-- Tarefas a cumprir --
(a) Reproduza fielmente, do texto sobre a maternidade, a passagem que vai de "O que funciona" até "acontece? Não acontece.".
(b) Segundo o texto sobre a maternidade, por que a resposta ao comentário acabou se transformando em um post?
(c) Indique se cada afirmação abaixo está de acordo com o texto sobre a maternidade, respondendo sim ou não e citando as palavras do texto que o comprovam: (i) a autora sempre chamou de tese a sua ideia; (ii) Angela Carneiro é apresentada como escritora e ilustradora; (iii) o debate sobre as mulheres que não desejam ser mães acontece.

-- Trecho selecionado --
A Angela Carneiro, uma escritora e ilustradora muito talentosa (com quem eu esbarrei na internet nos últimos dias e que passei a seguir) veio visitar o útero vazio e me enviou o seguinte comentário:
"Gostaria de entender melhor a sua tese!"
Lá fui eu responder o comentário e quando vi já não cabia mais no espaço destinado à mensagem, então a minha resposta acabou virando esse post, o que no fim das contas é uma coisa boa já que permite que eu compartilhe, mais uma vez, o que me levou a criar esse blog.
A minha tese, que eu nunca chamei de tese até hoje, nada mais é do que experiência própria. Nós, mulheres, fomos e somos moldadas desde pequenininhas não só a desejar mas a aceitar incondicionalmente a maternidade como algo intrínseco à nossa existência. Nasceu mulher = vai parir e só então experenciará a evolução absoluta, o amor maior, o sacrifício divino; só então entenderá a importância de ser mulher, etc, etc, etc. Como se a condição feminina fosse uma ciência exata, como a matemática, ou prevista por natureza e por lei.
O que funciona muito bem para quem quis e quer ter filhos, quem desejou ou assimilou esse amor maternal "nato" que brotou, cresceu e se instalou tão naturalmente em suas vidas. Mas e quem não se sente assim? Quem nunca sentiu esse desejo brotando? Quem não deseja parir, não deseja adotar, não deseja ser mãe? E quem ainda não decidiu? Quem, em vários momentos, pensou: será que eu quero isso pra mim? Onde é que essas mulheres todas cabem, vivem, se escondem? Onde é que esse debate, esse questionamento, essa reflexão individual em um meio coletivo acontece? Não acontece.

-- Dados --
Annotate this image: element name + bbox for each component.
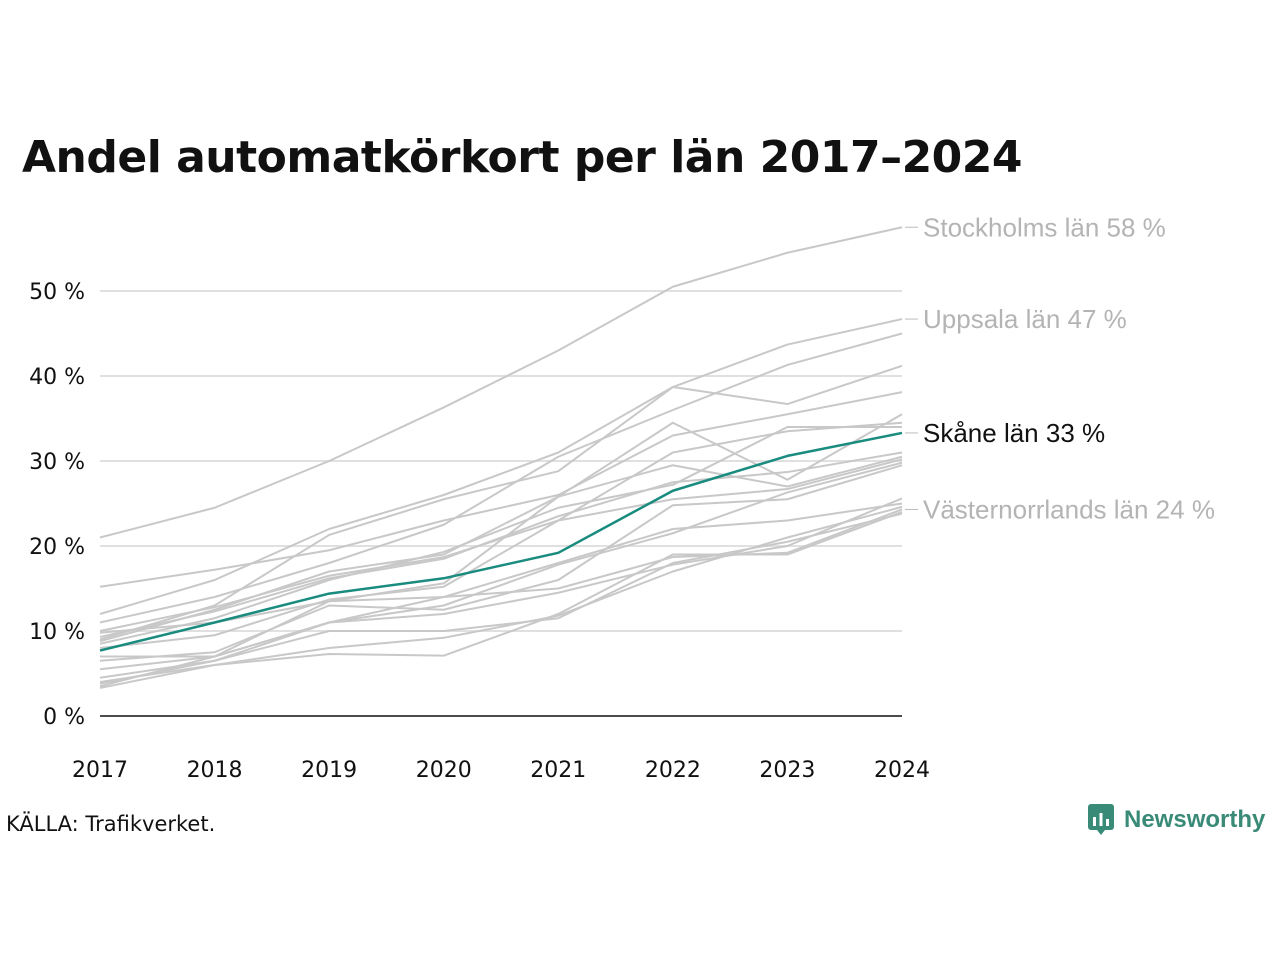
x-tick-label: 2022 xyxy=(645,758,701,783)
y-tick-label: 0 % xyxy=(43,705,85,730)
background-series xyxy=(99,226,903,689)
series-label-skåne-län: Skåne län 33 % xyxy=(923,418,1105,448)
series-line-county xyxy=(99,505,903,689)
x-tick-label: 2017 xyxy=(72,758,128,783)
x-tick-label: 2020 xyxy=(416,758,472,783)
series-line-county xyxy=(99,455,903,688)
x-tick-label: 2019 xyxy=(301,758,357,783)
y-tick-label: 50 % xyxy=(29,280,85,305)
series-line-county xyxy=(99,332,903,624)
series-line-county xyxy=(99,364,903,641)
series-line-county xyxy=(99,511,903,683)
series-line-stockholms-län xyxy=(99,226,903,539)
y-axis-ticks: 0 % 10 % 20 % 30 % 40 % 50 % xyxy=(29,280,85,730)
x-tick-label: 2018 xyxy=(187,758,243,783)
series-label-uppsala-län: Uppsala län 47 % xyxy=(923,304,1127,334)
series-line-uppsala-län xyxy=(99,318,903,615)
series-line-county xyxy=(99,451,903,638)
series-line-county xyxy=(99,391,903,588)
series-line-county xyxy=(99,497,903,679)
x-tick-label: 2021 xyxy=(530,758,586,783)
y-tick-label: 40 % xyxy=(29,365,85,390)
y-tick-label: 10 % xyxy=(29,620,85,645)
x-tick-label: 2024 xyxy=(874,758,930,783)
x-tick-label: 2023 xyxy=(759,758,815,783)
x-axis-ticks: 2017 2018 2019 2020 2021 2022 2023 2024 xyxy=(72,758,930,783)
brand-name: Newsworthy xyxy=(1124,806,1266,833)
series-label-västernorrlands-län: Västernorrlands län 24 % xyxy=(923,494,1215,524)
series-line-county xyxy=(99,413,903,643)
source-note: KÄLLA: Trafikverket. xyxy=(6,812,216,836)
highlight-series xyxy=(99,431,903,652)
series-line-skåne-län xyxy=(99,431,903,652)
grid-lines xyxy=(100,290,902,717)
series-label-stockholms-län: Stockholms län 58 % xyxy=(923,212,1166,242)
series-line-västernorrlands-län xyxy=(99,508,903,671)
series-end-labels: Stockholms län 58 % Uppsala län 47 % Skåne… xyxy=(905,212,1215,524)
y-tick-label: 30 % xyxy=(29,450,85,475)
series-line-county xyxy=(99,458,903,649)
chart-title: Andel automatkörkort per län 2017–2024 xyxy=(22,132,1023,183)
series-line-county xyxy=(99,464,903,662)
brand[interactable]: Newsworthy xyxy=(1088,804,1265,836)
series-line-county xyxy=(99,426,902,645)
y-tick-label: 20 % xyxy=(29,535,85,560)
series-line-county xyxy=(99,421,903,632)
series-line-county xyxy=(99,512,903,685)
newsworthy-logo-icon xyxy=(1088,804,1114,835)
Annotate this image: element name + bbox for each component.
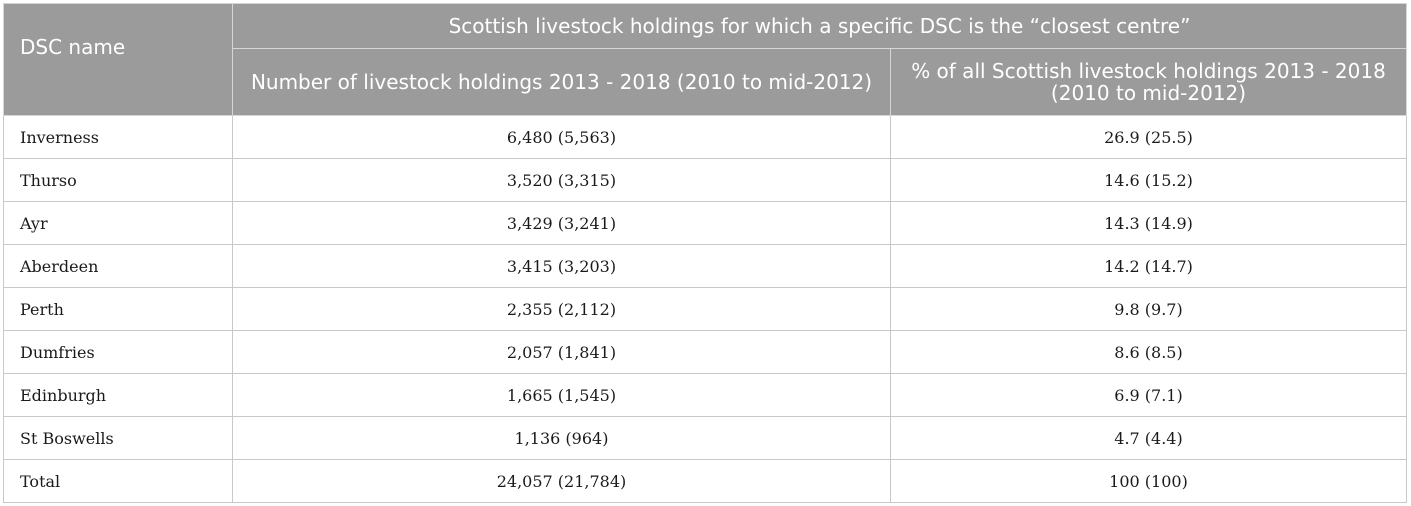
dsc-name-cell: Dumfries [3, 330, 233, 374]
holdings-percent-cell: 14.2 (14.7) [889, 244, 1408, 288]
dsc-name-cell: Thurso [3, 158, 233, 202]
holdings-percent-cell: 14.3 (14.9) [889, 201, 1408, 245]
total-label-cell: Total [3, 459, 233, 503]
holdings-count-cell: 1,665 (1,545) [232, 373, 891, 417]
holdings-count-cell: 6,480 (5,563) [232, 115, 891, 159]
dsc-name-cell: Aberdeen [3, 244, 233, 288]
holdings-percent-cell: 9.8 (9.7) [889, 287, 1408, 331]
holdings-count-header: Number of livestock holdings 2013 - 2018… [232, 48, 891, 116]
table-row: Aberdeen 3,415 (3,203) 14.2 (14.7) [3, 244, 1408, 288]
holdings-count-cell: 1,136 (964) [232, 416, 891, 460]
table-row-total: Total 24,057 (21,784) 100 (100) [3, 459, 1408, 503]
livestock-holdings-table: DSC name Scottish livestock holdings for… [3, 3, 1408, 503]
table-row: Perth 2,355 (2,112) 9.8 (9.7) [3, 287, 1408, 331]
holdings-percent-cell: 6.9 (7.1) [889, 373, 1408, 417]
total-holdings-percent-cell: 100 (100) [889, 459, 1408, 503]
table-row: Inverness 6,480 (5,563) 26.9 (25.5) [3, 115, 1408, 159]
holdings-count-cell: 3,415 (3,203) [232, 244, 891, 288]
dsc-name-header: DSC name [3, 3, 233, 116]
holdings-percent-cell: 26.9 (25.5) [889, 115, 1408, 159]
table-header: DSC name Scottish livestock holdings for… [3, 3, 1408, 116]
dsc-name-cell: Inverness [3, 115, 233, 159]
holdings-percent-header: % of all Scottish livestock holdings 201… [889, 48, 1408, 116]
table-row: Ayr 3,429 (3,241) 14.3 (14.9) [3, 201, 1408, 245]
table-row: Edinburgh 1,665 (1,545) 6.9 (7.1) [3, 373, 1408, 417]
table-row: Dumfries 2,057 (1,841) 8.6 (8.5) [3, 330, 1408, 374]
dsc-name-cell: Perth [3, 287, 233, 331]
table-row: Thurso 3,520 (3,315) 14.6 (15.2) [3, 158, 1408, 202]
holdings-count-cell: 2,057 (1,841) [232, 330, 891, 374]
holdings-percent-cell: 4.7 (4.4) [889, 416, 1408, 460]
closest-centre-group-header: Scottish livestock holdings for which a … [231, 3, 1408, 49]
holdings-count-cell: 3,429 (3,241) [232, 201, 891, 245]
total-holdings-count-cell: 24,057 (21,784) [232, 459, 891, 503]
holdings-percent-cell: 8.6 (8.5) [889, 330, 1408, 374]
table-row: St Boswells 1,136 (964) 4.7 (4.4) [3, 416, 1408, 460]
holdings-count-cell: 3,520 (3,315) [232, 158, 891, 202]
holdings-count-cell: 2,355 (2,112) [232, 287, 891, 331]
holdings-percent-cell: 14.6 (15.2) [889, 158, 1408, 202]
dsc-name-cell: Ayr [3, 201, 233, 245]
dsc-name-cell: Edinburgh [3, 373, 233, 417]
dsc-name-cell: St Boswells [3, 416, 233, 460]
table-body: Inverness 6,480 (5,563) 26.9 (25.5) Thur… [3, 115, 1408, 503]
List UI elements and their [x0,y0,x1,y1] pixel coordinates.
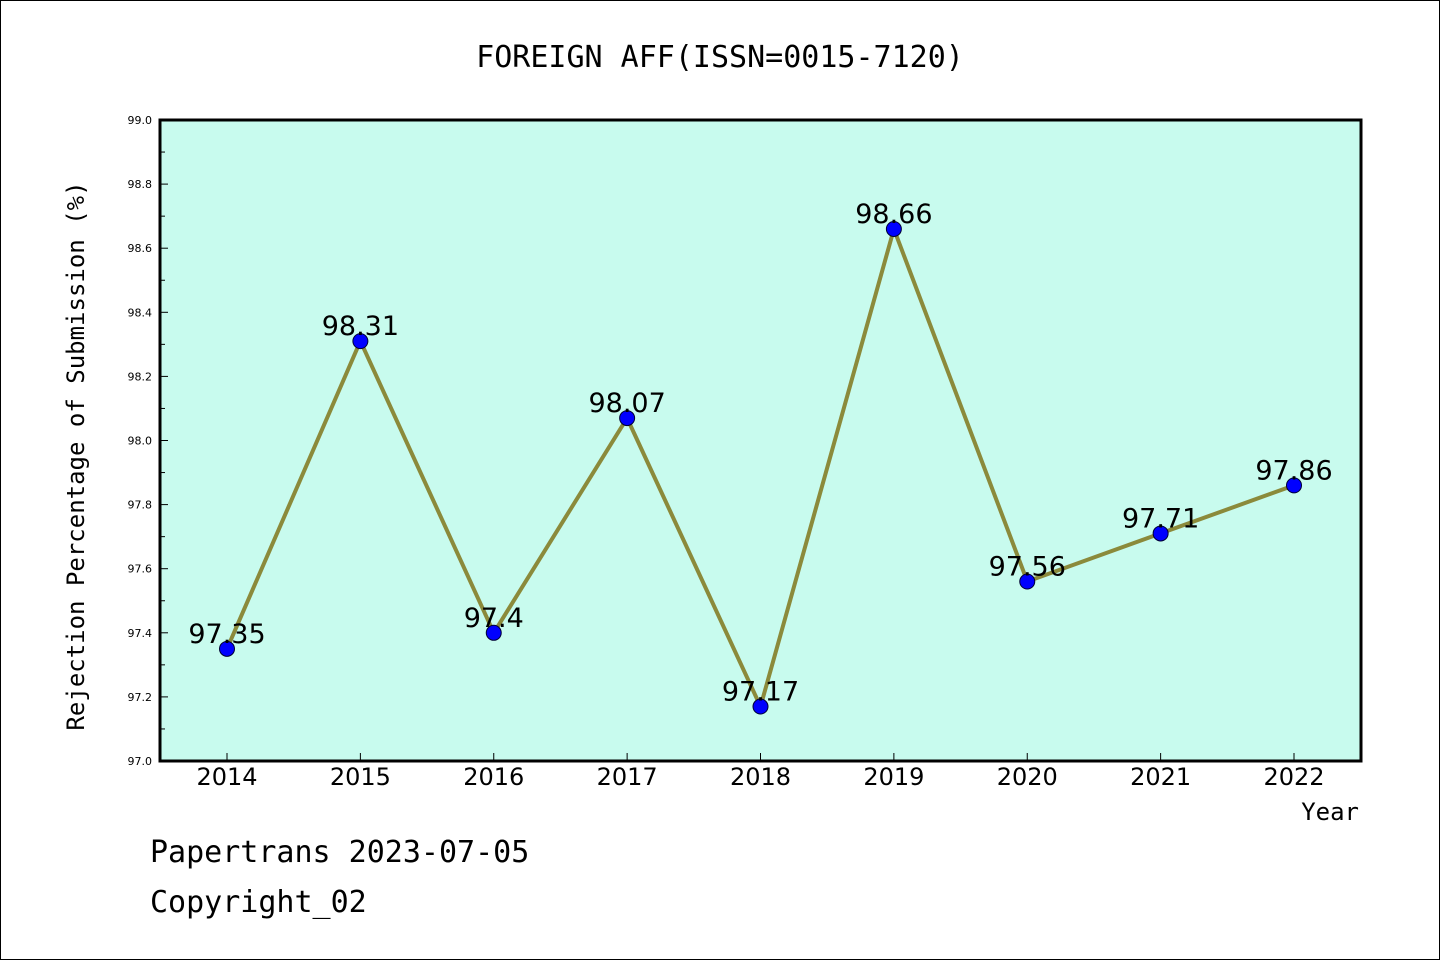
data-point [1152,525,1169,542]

-- Resultados obtidos --
(a)
O que funciona muito bem para quem quis e quer ter filhos, quem desejou ou assimilou esse amor maternal "nato" que brotou, cresceu e se instalou tão naturalmente em suas vidas. Mas e quem não se sente assim? Quem nunca sentiu esse desejo brotando? Quem não deseja parir, não deseja adotar, não deseja ser mãe? E quem ainda não decidiu? Quem, em vários momentos, pensou: será que eu quero isso pra mim? Onde é que essas mulheres todas cabem, vivem, se escondem? Onde é que esse debate, esse questionamento, essa reflexão individual em um meio coletivo acontece? Não acontece.

(b) Porque já não cabia mais no espaço destinado à mensagem.

(c)
(i) Não: "que eu nunca chamei de tese até hoje".
(ii) Sim: "uma escritora e ilustradora muito talentosa".
(iii) Não: "Não acontece."